**EXERCISE DESCRIPTION:** Reproduce all of the records exactly.
---------- DATA ROWS ----------
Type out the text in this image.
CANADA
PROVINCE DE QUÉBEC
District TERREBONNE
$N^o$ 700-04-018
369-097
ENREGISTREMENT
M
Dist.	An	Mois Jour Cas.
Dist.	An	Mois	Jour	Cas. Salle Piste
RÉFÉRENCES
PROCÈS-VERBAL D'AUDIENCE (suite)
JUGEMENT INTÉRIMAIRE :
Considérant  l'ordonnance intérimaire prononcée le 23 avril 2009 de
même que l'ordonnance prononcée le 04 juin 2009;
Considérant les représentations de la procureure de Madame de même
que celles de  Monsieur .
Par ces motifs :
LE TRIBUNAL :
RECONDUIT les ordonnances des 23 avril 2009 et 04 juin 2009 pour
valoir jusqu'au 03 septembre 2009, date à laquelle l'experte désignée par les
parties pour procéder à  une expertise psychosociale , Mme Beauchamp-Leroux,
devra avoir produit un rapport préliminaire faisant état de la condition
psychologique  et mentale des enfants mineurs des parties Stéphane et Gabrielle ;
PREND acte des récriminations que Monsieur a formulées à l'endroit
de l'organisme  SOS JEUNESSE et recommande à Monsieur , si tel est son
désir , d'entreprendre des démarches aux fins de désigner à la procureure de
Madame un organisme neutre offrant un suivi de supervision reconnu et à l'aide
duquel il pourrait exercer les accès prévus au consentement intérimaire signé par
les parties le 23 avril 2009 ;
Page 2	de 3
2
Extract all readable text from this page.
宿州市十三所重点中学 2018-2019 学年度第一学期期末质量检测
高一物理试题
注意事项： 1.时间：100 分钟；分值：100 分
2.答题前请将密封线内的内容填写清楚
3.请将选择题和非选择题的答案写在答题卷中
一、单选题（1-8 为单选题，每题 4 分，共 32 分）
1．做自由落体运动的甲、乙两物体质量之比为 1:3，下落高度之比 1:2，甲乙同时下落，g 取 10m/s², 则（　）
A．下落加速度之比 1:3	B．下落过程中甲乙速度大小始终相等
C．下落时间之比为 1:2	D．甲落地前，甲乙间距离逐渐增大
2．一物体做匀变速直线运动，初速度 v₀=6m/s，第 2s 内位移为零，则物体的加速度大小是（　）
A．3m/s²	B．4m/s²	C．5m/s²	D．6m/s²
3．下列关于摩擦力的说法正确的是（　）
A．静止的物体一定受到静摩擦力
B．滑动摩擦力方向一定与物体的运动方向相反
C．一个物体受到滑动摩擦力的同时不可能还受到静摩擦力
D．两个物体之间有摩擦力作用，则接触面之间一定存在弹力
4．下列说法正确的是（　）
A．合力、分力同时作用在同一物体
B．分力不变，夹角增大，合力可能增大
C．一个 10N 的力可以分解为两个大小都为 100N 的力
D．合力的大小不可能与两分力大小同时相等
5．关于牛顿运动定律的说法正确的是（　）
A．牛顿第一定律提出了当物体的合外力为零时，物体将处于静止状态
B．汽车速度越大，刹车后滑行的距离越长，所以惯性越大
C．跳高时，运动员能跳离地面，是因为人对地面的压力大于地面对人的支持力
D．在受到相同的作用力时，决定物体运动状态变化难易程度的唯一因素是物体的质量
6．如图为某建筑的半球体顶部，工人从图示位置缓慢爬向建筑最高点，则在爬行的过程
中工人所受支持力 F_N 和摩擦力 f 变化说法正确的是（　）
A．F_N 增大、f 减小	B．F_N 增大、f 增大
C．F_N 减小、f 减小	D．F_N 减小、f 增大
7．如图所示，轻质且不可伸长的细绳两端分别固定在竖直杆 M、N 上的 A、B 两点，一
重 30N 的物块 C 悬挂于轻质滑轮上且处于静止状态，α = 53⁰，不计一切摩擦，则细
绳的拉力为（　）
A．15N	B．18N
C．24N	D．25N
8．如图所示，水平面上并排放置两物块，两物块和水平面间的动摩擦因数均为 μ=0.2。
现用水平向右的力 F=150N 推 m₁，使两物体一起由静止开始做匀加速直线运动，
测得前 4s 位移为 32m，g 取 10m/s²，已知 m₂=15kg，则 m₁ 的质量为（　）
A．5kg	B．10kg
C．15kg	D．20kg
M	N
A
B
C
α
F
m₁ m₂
----------
**EXERCISE RESPONSE:**
Type out the text in this image.
CANADA
PROVINCE DE QUÉBEC
District TERREBONNE
$N^o$ 700-04-018
369-097
ENREGISTREMENT
M
Dist.	An	Mois Jour Cas.
Dist.	An	Mois	Jour	Cas. Salle Piste
RÉFÉRENCES
PROCÈS-VERBAL D'AUDIENCE (suite)
JUGEMENT INTÉRIMAIRE :
Considérant  l'ordonnance intérimaire prononcée le 23 avril 2009 de
même que l'ordonnance prononcée le 04 juin 2009;
Considérant les représentations de la procureure de Madame de même
que celles de  Monsieur .
Par ces motifs :
LE TRIBUNAL :
RECONDUIT les ordonnances des 23 avril 2009 et 04 juin 2009 pour
valoir jusqu'au 03 septembre 2009, date à laquelle l'experte désignée par les
parties pour procéder à  une expertise psychosociale , Mme Beauchamp-Leroux,
devra avoir produit un rapport préliminaire faisant état de la condition
psychologique  et mentale des enfants mineurs des parties Stéphane et Gabrielle ;
PREND acte des récriminations que Monsieur a formulées à l'endroit
de l'organisme  SOS JEUNESSE et recommande à Monsieur , si tel est son
désir , d'entreprendre des démarches aux fins de désigner à la procureure de
Madame un organisme neutre offrant un suivi de supervision reconnu et à l'aide
duquel il pourrait exercer les accès prévus au consentement intérimaire signé par
les parties le 23 avril 2009 ;
Page 2	de 3
2
Extract all readable text from this page.
宿州市十三所重点中学 2018-2019 学年度第一学期期末质量检测
高一物理试题
注意事项： 1.时间：100 分钟；分值：100 分
2.答题前请将密封线内的内容填写清楚
3.请将选择题和非选择题的答案写在答题卷中
一、单选题（1-8 为单选题，每题 4 分，共 32 分）
1．做自由落体运动的甲、乙两物体质量之比为 1:3，下落高度之比 1:2，甲乙同时下落，g 取 10m/s², 则（　）
A．下落加速度之比 1:3	B．下落过程中甲乙速度大小始终相等
C．下落时间之比为 1:2	D．甲落地前，甲乙间距离逐渐增大
2．一物体做匀变速直线运动，初速度 v₀=6m/s，第 2s 内位移为零，则物体的加速度大小是（　）
A．3m/s²	B．4m/s²	C．5m/s²	D．6m/s²
3．下列关于摩擦力的说法正确的是（　）
A．静止的物体一定受到静摩擦力
B．滑动摩擦力方向一定与物体的运动方向相反
C．一个物体受到滑动摩擦力的同时不可能还受到静摩擦力
D．两个物体之间有摩擦力作用，则接触面之间一定存在弹力
4．下列说法正确的是（　）
A．合力、分力同时作用在同一物体
B．分力不变，夹角增大，合力可能增大
C．一个 10N 的力可以分解为两个大小都为 100N 的力
D．合力的大小不可能与两分力大小同时相等
5．关于牛顿运动定律的说法正确的是（　）
A．牛顿第一定律提出了当物体的合外力为零时，物体将处于静止状态
B．汽车速度越大，刹车后滑行的距离越长，所以惯性越大
C．跳高时，运动员能跳离地面，是因为人对地面的压力大于地面对人的支持力
D．在受到相同的作用力时，决定物体运动状态变化难易程度的唯一因素是物体的质量
6．如图为某建筑的半球体顶部，工人从图示位置缓慢爬向建筑最高点，则在爬行的过程
中工人所受支持力 F_N 和摩擦力 f 变化说法正确的是（　）
A．F_N 增大、f 减小	B．F_N 增大、f 增大
C．F_N 减小、f 减小	D．F_N 减小、f 增大
7．如图所示，轻质且不可伸长的细绳两端分别固定在竖直杆 M、N 上的 A、B 两点，一
重 30N 的物块 C 悬挂于轻质滑轮上且处于静止状态，α = 53⁰，不计一切摩擦，则细
绳的拉力为（　）
A．15N	B．18N
C．24N	D．25N
8．如图所示，水平面上并排放置两物块，两物块和水平面间的动摩擦因数均为 μ=0.2。
现用水平向右的力 F=150N 推 m₁，使两物体一起由静止开始做匀加速直线运动，
测得前 4s 位移为 32m，g 取 10m/s²，已知 m₂=15kg，则 m₁ 的质量为（　）
A．5kg	B．10kg
C．15kg	D．20kg
M	N
A
B
C
α
F
m₁ m₂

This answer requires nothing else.